(Exercise brief) Exactly as they appear, output all of the entries.

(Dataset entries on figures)

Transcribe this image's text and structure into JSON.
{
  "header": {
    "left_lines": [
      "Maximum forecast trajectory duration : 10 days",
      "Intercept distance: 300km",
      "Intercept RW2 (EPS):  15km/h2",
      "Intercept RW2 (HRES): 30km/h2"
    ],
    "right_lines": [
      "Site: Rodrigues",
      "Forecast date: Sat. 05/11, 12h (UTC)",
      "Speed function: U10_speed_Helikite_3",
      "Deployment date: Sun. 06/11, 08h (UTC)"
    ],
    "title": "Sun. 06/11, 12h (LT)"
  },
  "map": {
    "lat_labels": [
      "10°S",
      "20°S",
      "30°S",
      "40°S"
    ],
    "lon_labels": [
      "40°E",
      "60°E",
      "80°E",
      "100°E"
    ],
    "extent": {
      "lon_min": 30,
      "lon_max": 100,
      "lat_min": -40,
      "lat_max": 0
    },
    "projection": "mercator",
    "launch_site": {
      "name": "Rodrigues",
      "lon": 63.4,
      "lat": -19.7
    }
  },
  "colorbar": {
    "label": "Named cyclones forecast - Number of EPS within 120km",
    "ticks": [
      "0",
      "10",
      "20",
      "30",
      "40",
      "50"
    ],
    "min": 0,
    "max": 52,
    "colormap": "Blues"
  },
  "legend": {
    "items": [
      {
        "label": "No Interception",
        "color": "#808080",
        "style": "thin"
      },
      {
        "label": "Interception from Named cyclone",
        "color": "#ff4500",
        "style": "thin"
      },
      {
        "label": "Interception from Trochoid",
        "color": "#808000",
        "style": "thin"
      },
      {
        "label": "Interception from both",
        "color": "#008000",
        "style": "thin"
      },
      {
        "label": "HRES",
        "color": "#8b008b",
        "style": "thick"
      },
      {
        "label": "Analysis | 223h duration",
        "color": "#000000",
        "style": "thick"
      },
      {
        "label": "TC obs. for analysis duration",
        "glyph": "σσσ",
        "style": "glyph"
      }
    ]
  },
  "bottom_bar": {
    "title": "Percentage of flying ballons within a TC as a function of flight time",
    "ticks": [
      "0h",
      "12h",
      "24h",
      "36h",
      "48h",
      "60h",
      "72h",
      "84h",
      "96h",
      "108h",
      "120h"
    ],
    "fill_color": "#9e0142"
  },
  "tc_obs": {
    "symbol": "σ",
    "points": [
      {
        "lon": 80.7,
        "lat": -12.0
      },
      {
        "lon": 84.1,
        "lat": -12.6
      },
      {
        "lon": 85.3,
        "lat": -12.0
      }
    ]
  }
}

(Written solution)
Transcribe this image's text and structure into JSON.
{
  "header": {
    "left_lines": [
      "Maximum forecast trajectory duration : 10 days",
      "Intercept distance: 300km",
      "Intercept RW2 (EPS):  15km/h2",
      "Intercept RW2 (HRES): 30km/h2"
    ],
    "right_lines": [
      "Site: Rodrigues",
      "Forecast date: Sat. 05/11, 12h (UTC)",
      "Speed function: U10_speed_Helikite_3",
      "Deployment date: Sun. 06/11, 08h (UTC)"
    ],
    "title": "Sun. 06/11, 12h (LT)"
  },
  "map": {
    "lat_labels": [
      "10°S",
      "20°S",
      "30°S",
      "40°S"
    ],
    "lon_labels": [
      "40°E",
      "60°E",
      "80°E",
      "100°E"
    ],
    "extent": {
      "lon_min": 30,
      "lon_max": 100,
      "lat_min": -40,
      "lat_max": 0
    },
    "projection": "mercator",
    "launch_site": {
      "name": "Rodrigues",
      "lon": 63.4,
      "lat": -19.7
    }
  },
  "colorbar": {
    "label": "Named cyclones forecast - Number of EPS within 120km",
    "ticks": [
      "0",
      "10",
      "20",
      "30",
      "40",
      "50"
    ],
    "min": 0,
    "max": 52,
    "colormap": "Blues"
  },
  "legend": {
    "items": [
      {
        "label": "No Interception",
        "color": "#808080",
        "style": "thin"
      },
      {
        "label": "Interception from Named cyclone",
        "color": "#ff4500",
        "style": "thin"
      },
      {
        "label": "Interception from Trochoid",
        "color": "#808000",
        "style": "thin"
      },
      {
        "label": "Interception from both",
        "color": "#008000",
        "style": "thin"
      },
      {
        "label": "HRES",
        "color": "#8b008b",
        "style": "thick"
      },
      {
        "label": "Analysis | 223h duration",
        "color": "#000000",
        "style": "thick"
      },
      {
        "label": "TC obs. for analysis duration",
        "glyph": "σσσ",
        "style": "glyph"
      }
    ]
  },
  "bottom_bar": {
    "title": "Percentage of flying ballons within a TC as a function of flight time",
    "ticks": [
      "0h",
      "12h",
      "24h",
      "36h",
      "48h",
      "60h",
      "72h",
      "84h",
      "96h",
      "108h",
      "120h"
    ],
    "fill_color": "#9e0142"
  },
  "tc_obs": {
    "symbol": "σ",
    "points": [
      {
        "lon": 80.7,
        "lat": -12.0
      },
      {
        "lon": 84.1,
        "lat": -12.6
      },
      {
        "lon": 85.3,
        "lat": -12.0
      }
    ]
  }
}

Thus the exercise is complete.